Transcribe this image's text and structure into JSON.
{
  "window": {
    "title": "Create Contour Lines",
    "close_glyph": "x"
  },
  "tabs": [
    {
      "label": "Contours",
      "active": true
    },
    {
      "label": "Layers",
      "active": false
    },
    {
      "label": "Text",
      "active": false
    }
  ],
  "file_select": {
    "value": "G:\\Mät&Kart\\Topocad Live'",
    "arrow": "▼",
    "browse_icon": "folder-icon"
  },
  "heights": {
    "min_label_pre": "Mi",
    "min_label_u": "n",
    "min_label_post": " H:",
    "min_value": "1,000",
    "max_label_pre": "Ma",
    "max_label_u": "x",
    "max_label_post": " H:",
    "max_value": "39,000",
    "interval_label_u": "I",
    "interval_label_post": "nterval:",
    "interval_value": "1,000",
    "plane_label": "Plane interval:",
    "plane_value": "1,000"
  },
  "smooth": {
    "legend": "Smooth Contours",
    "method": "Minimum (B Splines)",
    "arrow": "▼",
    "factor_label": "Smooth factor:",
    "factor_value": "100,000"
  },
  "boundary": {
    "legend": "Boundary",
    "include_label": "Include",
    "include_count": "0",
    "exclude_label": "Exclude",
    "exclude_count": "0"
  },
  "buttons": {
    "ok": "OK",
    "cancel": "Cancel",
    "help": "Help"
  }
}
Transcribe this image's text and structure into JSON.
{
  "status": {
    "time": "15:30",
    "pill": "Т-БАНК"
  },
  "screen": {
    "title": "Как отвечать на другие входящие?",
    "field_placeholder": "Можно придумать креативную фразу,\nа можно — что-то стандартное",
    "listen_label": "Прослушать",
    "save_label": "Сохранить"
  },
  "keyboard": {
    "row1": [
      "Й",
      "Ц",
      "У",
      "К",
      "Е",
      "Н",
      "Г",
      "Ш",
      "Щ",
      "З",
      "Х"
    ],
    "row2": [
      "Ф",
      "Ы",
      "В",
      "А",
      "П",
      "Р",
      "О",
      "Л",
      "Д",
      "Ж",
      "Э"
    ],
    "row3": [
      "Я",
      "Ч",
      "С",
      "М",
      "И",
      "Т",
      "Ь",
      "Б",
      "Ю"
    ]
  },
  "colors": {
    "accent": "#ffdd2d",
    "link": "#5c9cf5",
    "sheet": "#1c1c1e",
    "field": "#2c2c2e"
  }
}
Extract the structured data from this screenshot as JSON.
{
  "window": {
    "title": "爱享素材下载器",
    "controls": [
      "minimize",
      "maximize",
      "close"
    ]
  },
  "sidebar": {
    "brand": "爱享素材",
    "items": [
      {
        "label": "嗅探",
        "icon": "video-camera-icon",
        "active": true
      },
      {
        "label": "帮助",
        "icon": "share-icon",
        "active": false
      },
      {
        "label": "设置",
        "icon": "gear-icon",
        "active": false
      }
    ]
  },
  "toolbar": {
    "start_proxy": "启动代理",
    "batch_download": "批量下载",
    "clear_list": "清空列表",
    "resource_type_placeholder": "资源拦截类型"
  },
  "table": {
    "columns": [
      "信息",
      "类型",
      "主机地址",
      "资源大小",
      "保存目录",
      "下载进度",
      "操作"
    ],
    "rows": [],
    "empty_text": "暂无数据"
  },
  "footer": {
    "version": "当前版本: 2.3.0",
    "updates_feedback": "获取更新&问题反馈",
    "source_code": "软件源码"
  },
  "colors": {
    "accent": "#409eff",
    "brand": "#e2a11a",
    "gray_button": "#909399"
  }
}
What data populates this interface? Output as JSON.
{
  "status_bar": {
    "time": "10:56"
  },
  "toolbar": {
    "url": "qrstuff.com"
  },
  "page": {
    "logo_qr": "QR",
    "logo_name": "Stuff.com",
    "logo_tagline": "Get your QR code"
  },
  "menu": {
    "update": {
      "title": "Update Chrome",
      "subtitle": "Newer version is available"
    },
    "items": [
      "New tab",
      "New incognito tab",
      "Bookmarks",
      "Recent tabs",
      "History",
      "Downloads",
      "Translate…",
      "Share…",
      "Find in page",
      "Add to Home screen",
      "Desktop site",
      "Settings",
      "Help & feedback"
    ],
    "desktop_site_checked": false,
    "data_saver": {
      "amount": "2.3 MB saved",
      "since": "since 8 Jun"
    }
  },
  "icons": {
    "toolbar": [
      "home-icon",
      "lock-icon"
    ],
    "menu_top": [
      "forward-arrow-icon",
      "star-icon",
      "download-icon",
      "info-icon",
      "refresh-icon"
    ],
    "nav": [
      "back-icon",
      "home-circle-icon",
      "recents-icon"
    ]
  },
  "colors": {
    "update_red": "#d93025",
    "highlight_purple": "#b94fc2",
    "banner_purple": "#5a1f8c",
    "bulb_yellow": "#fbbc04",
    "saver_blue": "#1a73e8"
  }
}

What the exercise asks: Quote all the records. Keep every word exact.

Output for this exercise:
Transcribe this image's text and structure into JSON.
{
  "window": {
    "title": "Create Contour Lines",
    "close_glyph": "x"
  },
  "tabs": [
    {
      "label": "Contours",
      "active": true
    },
    {
      "label": "Layers",
      "active": false
    },
    {
      "label": "Text",
      "active": false
    }
  ],
  "file_select": {
    "value": "G:\\Mät&Kart\\Topocad Live'",
    "arrow": "▼",
    "browse_icon": "folder-icon"
  },
  "heights": {
    "min_label_pre": "Mi",
    "min_label_u": "n",
    "min_label_post": " H:",
    "min_value": "1,000",
    "max_label_pre": "Ma",
    "max_label_u": "x",
    "max_label_post": " H:",
    "max_value": "39,000",
    "interval_label_u": "I",
    "interval_label_post": "nterval:",
    "interval_value": "1,000",
    "plane_label": "Plane interval:",
    "plane_value": "1,000"
  },
  "smooth": {
    "legend": "Smooth Contours",
    "method": "Minimum (B Splines)",
    "arrow": "▼",
    "factor_label": "Smooth factor:",
    "factor_value": "100,000"
  },
  "boundary": {
    "legend": "Boundary",
    "include_label": "Include",
    "include_count": "0",
    "exclude_label": "Exclude",
    "exclude_count": "0"
  },
  "buttons": {
    "ok": "OK",
    "cancel": "Cancel",
    "help": "Help"
  }
}
Transcribe this image's text and structure into JSON.
{
  "status": {
    "time": "15:30",
    "pill": "Т-БАНК"
  },
  "screen": {
    "title": "Как отвечать на другие входящие?",
    "field_placeholder": "Можно придумать креативную фразу,\nа можно — что-то стандартное",
    "listen_label": "Прослушать",
    "save_label": "Сохранить"
  },
  "keyboard": {
    "row1": [
      "Й",
      "Ц",
      "У",
      "К",
      "Е",
      "Н",
      "Г",
      "Ш",
      "Щ",
      "З",
      "Х"
    ],
    "row2": [
      "Ф",
      "Ы",
      "В",
      "А",
      "П",
      "Р",
      "О",
      "Л",
      "Д",
      "Ж",
      "Э"
    ],
    "row3": [
      "Я",
      "Ч",
      "С",
      "М",
      "И",
      "Т",
      "Ь",
      "Б",
      "Ю"
    ]
  },
  "colors": {
    "accent": "#ffdd2d",
    "link": "#5c9cf5",
    "sheet": "#1c1c1e",
    "field": "#2c2c2e"
  }
}
Extract the structured data from this screenshot as JSON.
{
  "window": {
    "title": "爱享素材下载器",
    "controls": [
      "minimize",
      "maximize",
      "close"
    ]
  },
  "sidebar": {
    "brand": "爱享素材",
    "items": [
      {
        "label": "嗅探",
        "icon": "video-camera-icon",
        "active": true
      },
      {
        "label": "帮助",
        "icon": "share-icon",
        "active": false
      },
      {
        "label": "设置",
        "icon": "gear-icon",
        "active": false
      }
    ]
  },
  "toolbar": {
    "start_proxy": "启动代理",
    "batch_download": "批量下载",
    "clear_list": "清空列表",
    "resource_type_placeholder": "资源拦截类型"
  },
  "table": {
    "columns": [
      "信息",
      "类型",
      "主机地址",
      "资源大小",
      "保存目录",
      "下载进度",
      "操作"
    ],
    "rows": [],
    "empty_text": "暂无数据"
  },
  "footer": {
    "version": "当前版本: 2.3.0",
    "updates_feedback": "获取更新&问题反馈",
    "source_code": "软件源码"
  },
  "colors": {
    "accent": "#409eff",
    "brand": "#e2a11a",
    "gray_button": "#909399"
  }
}
What data populates this interface? Output as JSON.
{
  "status_bar": {
    "time": "10:56"
  },
  "toolbar": {
    "url": "qrstuff.com"
  },
  "page": {
    "logo_qr": "QR",
    "logo_name": "Stuff.com",
    "logo_tagline": "Get your QR code"
  },
  "menu": {
    "update": {
      "title": "Update Chrome",
      "subtitle": "Newer version is available"
    },
    "items": [
      "New tab",
      "New incognito tab",
      "Bookmarks",
      "Recent tabs",
      "History",
      "Downloads",
      "Translate…",
      "Share…",
      "Find in page",
      "Add to Home screen",
      "Desktop site",
      "Settings",
      "Help & feedback"
    ],
    "desktop_site_checked": false,
    "data_saver": {
      "amount": "2.3 MB saved",
      "since": "since 8 Jun"
    }
  },
  "icons": {
    "toolbar": [
      "home-icon",
      "lock-icon"
    ],
    "menu_top": [
      "forward-arrow-icon",
      "star-icon",
      "download-icon",
      "info-icon",
      "refresh-icon"
    ],
    "nav": [
      "back-icon",
      "home-circle-icon",
      "recents-icon"
    ]
  },
  "colors": {
    "update_red": "#d93025",
    "highlight_purple": "#b94fc2",
    "banner_purple": "#5a1f8c",
    "bulb_yellow": "#fbbc04",
    "saver_blue": "#1a73e8"
  }
}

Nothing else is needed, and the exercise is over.